• _PROBLEM STATEMENT_
Copy the records below line for line, without changing anything.

───── TASK INPUTS

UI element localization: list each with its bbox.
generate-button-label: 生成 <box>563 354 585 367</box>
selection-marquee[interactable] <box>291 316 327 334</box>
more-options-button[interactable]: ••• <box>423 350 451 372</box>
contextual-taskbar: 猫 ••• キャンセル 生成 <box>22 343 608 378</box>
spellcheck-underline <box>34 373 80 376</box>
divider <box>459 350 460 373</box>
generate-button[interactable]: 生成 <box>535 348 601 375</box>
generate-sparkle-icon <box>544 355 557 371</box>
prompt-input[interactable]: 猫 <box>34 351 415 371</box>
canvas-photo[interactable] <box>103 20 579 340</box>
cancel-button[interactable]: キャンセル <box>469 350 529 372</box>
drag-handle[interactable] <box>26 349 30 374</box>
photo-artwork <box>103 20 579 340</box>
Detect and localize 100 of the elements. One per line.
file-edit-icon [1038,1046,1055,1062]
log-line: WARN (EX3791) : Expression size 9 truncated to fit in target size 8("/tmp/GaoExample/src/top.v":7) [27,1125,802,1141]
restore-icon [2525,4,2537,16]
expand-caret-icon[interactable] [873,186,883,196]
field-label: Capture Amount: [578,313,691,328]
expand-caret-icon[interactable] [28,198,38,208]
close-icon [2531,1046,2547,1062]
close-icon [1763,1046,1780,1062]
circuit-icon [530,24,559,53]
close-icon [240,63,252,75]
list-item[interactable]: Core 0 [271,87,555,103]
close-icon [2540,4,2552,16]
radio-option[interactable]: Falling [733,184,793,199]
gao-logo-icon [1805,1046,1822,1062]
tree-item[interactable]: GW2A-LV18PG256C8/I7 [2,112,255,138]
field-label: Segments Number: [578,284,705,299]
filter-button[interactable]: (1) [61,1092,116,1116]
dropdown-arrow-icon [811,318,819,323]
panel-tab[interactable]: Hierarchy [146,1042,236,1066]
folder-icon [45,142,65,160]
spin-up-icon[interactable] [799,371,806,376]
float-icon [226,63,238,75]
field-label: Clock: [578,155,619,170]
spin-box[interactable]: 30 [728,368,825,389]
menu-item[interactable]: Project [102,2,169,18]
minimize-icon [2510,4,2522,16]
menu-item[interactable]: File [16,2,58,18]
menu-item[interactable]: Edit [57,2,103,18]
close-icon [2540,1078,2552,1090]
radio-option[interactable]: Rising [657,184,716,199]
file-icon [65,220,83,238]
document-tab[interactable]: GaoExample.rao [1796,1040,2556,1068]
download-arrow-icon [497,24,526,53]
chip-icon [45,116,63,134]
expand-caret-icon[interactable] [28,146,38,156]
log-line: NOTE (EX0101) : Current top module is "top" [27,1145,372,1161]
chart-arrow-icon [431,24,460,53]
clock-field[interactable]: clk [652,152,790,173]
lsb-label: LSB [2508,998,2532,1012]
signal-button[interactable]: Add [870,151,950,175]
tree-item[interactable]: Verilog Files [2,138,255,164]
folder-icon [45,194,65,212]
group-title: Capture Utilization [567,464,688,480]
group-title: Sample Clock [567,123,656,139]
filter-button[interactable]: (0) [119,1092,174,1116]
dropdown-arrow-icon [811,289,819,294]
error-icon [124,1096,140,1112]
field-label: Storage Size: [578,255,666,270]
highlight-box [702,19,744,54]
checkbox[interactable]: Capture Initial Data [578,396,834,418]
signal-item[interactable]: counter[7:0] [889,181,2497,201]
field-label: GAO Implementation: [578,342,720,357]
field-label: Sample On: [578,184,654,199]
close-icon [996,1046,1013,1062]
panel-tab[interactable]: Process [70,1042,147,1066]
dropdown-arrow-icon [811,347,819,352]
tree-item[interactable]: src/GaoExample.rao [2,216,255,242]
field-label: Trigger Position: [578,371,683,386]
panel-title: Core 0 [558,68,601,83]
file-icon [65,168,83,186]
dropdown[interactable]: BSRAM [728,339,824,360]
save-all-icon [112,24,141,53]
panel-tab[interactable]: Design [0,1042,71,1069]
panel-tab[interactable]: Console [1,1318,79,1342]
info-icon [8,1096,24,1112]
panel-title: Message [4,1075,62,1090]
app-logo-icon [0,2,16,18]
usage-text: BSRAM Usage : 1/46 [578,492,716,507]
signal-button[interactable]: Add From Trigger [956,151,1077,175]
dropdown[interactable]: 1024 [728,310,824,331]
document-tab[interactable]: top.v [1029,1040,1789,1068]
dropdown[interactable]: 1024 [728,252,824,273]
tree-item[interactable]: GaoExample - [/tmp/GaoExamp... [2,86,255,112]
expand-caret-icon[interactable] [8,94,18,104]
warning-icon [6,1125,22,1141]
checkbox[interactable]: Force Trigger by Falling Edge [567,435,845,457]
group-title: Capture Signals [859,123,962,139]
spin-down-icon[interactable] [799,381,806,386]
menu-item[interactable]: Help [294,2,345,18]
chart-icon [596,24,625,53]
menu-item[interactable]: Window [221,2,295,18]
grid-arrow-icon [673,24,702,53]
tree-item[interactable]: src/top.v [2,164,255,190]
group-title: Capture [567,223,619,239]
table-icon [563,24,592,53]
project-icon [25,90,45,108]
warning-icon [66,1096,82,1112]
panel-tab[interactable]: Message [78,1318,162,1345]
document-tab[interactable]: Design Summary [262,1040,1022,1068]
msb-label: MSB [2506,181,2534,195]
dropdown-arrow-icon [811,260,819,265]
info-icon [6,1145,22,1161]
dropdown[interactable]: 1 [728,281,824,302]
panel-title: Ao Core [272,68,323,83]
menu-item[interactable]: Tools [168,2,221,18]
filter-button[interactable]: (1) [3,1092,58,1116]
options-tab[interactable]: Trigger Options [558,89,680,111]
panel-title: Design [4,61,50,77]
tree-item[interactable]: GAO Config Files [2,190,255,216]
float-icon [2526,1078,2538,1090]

──────────

• _WRITTEN REPLY_
UI element localization: list each with its bbox.
generate-button-label: 生成 <box>563 354 585 367</box>
selection-marquee[interactable] <box>291 316 327 334</box>
more-options-button[interactable]: ••• <box>423 350 451 372</box>
contextual-taskbar: 猫 ••• キャンセル 生成 <box>22 343 608 378</box>
spellcheck-underline <box>34 373 80 376</box>
divider <box>459 350 460 373</box>
generate-button[interactable]: 生成 <box>535 348 601 375</box>
generate-sparkle-icon <box>544 355 557 371</box>
prompt-input[interactable]: 猫 <box>34 351 415 371</box>
canvas-photo[interactable] <box>103 20 579 340</box>
cancel-button[interactable]: キャンセル <box>469 350 529 372</box>
drag-handle[interactable] <box>26 349 30 374</box>
photo-artwork <box>103 20 579 340</box>
Detect and localize 100 of the elements. One per line.
file-edit-icon [1038,1046,1055,1062]
log-line: WARN (EX3791) : Expression size 9 truncated to fit in target size 8("/tmp/GaoExample/src/top.v":7) [27,1125,802,1141]
restore-icon [2525,4,2537,16]
expand-caret-icon[interactable] [873,186,883,196]
field-label: Capture Amount: [578,313,691,328]
expand-caret-icon[interactable] [28,198,38,208]
close-icon [2531,1046,2547,1062]
close-icon [1763,1046,1780,1062]
circuit-icon [530,24,559,53]
close-icon [240,63,252,75]
list-item[interactable]: Core 0 [271,87,555,103]
close-icon [2540,4,2552,16]
radio-option[interactable]: Falling [733,184,793,199]
gao-logo-icon [1805,1046,1822,1062]
tree-item[interactable]: GW2A-LV18PG256C8/I7 [2,112,255,138]
field-label: Segments Number: [578,284,705,299]
filter-button[interactable]: (1) [61,1092,116,1116]
dropdown-arrow-icon [811,318,819,323]
panel-tab[interactable]: Hierarchy [146,1042,236,1066]
folder-icon [45,142,65,160]
spin-up-icon[interactable] [799,371,806,376]
float-icon [226,63,238,75]
field-label: Clock: [578,155,619,170]
spin-box[interactable]: 30 [728,368,825,389]
menu-item[interactable]: Project [102,2,169,18]
minimize-icon [2510,4,2522,16]
menu-item[interactable]: File [16,2,58,18]
menu-item[interactable]: Edit [57,2,103,18]
close-icon [2540,1078,2552,1090]
radio-option[interactable]: Rising [657,184,716,199]
file-icon [65,220,83,238]
document-tab[interactable]: GaoExample.rao [1796,1040,2556,1068]
download-arrow-icon [497,24,526,53]
chip-icon [45,116,63,134]
expand-caret-icon[interactable] [28,146,38,156]
log-line: NOTE (EX0101) : Current top module is "top" [27,1145,372,1161]
chart-arrow-icon [431,24,460,53]
clock-field[interactable]: clk [652,152,790,173]
lsb-label: LSB [2508,998,2532,1012]
signal-button[interactable]: Add [870,151,950,175]
tree-item[interactable]: Verilog Files [2,138,255,164]
folder-icon [45,194,65,212]
group-title: Capture Utilization [567,464,688,480]
group-title: Sample Clock [567,123,656,139]
filter-button[interactable]: (0) [119,1092,174,1116]
dropdown-arrow-icon [811,289,819,294]
error-icon [124,1096,140,1112]
field-label: Storage Size: [578,255,666,270]
highlight-box [702,19,744,54]
checkbox[interactable]: Capture Initial Data [578,396,834,418]
signal-item[interactable]: counter[7:0] [889,181,2497,201]
field-label: GAO Implementation: [578,342,720,357]
field-label: Sample On: [578,184,654,199]
close-icon [996,1046,1013,1062]
panel-tab[interactable]: Process [70,1042,147,1066]
dropdown-arrow-icon [811,347,819,352]
tree-item[interactable]: src/GaoExample.rao [2,216,255,242]
field-label: Trigger Position: [578,371,683,386]
panel-title: Core 0 [558,68,601,83]
file-icon [65,168,83,186]
dropdown[interactable]: BSRAM [728,339,824,360]
save-all-icon [112,24,141,53]
panel-tab[interactable]: Design [0,1042,71,1069]
panel-tab[interactable]: Console [1,1318,79,1342]
info-icon [8,1096,24,1112]
panel-title: Message [4,1075,62,1090]
app-logo-icon [0,2,16,18]
usage-text: BSRAM Usage : 1/46 [578,492,716,507]
signal-button[interactable]: Add From Trigger [956,151,1077,175]
dropdown[interactable]: 1024 [728,310,824,331]
document-tab[interactable]: top.v [1029,1040,1789,1068]
dropdown[interactable]: 1024 [728,252,824,273]
tree-item[interactable]: GaoExample - [/tmp/GaoExamp... [2,86,255,112]
expand-caret-icon[interactable] [8,94,18,104]
warning-icon [6,1125,22,1141]
checkbox[interactable]: Force Trigger by Falling Edge [567,435,845,457]
group-title: Capture Signals [859,123,962,139]
spin-down-icon[interactable] [799,381,806,386]
menu-item[interactable]: Help [294,2,345,18]
chart-icon [596,24,625,53]
menu-item[interactable]: Window [221,2,295,18]
grid-arrow-icon [673,24,702,53]
tree-item[interactable]: src/top.v [2,164,255,190]
group-title: Capture [567,223,619,239]
table-icon [563,24,592,53]
project-icon [25,90,45,108]
warning-icon [66,1096,82,1112]
panel-tab[interactable]: Message [78,1318,162,1345]
document-tab[interactable]: Design Summary [262,1040,1022,1068]
msb-label: MSB [2506,181,2534,195]
dropdown-arrow-icon [811,260,819,265]
info-icon [6,1145,22,1161]
dropdown[interactable]: 1 [728,281,824,302]
panel-title: Ao Core [272,68,323,83]
menu-item[interactable]: Tools [168,2,221,18]
filter-button[interactable]: (1) [3,1092,58,1116]
options-tab[interactable]: Trigger Options [558,89,680,111]
panel-title: Design [4,61,50,77]
tree-item[interactable]: GAO Config Files [2,190,255,216]
float-icon [2526,1078,2538,1090]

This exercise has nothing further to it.